» Problem statement
Tell how many lines have the string "from" in them, and write nothing besides the number.

» Rows
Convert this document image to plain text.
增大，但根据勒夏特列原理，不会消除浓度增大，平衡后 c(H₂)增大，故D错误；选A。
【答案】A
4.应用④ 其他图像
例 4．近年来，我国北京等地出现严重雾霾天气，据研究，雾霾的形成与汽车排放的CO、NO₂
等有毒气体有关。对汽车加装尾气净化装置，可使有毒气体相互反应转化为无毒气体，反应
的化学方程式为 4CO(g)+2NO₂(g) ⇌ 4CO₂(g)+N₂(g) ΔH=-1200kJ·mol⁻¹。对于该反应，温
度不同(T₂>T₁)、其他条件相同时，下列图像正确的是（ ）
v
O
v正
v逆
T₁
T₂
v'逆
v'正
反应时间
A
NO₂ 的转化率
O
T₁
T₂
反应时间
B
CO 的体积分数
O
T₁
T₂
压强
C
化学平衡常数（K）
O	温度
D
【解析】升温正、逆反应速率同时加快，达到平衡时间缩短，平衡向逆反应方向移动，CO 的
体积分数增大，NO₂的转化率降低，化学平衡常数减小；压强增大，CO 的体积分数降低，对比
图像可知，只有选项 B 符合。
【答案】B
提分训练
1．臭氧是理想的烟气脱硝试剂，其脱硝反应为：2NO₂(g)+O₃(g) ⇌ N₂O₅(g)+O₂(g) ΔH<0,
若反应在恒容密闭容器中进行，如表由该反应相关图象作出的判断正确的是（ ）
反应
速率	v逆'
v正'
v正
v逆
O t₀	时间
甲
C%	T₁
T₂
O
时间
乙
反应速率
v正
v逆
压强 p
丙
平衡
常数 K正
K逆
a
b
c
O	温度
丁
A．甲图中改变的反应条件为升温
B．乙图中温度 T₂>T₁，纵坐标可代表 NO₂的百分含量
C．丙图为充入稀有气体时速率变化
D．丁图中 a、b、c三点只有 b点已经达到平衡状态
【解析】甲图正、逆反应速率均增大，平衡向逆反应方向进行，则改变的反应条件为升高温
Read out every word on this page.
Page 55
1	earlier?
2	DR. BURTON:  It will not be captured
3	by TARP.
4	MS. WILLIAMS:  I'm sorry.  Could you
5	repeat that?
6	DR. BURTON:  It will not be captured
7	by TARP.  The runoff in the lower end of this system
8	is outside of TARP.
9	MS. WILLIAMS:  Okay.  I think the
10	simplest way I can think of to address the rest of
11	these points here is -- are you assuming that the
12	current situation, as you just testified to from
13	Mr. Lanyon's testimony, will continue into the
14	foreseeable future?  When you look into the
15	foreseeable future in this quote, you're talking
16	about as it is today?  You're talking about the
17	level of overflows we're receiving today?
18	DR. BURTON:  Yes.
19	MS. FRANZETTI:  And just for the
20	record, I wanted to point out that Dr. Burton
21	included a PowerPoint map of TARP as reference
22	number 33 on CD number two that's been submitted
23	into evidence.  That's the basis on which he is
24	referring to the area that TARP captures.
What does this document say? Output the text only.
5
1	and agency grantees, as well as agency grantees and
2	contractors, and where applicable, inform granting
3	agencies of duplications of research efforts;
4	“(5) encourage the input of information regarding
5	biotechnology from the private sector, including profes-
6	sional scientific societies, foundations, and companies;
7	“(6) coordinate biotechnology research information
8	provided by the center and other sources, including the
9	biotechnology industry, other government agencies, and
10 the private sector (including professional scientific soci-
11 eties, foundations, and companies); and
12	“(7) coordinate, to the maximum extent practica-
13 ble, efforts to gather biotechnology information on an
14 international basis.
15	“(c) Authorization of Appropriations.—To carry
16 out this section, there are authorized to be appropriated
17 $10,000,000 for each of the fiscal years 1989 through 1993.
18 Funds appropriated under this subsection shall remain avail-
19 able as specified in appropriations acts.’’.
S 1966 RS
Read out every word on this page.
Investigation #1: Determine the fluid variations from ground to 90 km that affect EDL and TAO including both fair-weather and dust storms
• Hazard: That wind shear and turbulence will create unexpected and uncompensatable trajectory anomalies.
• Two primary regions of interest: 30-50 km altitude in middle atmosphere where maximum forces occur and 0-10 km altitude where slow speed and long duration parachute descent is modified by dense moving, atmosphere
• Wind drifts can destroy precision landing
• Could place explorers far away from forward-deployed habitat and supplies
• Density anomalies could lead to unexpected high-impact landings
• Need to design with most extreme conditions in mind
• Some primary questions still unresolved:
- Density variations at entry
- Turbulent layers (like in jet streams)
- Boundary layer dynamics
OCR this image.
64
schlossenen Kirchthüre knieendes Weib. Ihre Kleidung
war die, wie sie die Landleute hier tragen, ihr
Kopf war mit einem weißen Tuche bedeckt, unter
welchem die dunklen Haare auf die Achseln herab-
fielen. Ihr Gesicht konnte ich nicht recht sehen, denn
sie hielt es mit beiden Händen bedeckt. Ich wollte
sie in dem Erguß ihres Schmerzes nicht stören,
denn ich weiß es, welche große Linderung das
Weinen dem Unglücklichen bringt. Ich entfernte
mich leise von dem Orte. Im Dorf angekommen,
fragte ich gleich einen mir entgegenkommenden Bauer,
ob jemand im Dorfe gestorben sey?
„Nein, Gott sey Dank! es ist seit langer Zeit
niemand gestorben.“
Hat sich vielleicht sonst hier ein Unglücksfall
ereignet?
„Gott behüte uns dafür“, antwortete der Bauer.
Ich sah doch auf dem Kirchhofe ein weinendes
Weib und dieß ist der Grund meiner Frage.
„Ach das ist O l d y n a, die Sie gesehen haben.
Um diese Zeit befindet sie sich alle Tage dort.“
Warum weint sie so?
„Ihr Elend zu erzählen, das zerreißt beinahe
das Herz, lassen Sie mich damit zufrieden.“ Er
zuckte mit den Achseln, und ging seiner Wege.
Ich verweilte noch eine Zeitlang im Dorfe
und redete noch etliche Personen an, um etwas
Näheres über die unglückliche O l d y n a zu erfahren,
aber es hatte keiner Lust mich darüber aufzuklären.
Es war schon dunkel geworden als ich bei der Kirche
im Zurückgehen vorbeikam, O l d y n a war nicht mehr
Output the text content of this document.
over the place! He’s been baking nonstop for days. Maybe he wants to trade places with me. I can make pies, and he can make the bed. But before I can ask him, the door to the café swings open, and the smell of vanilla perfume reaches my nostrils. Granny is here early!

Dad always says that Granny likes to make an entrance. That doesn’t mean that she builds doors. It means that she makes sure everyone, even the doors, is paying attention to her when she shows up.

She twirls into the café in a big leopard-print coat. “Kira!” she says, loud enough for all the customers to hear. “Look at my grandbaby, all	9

» Task response
4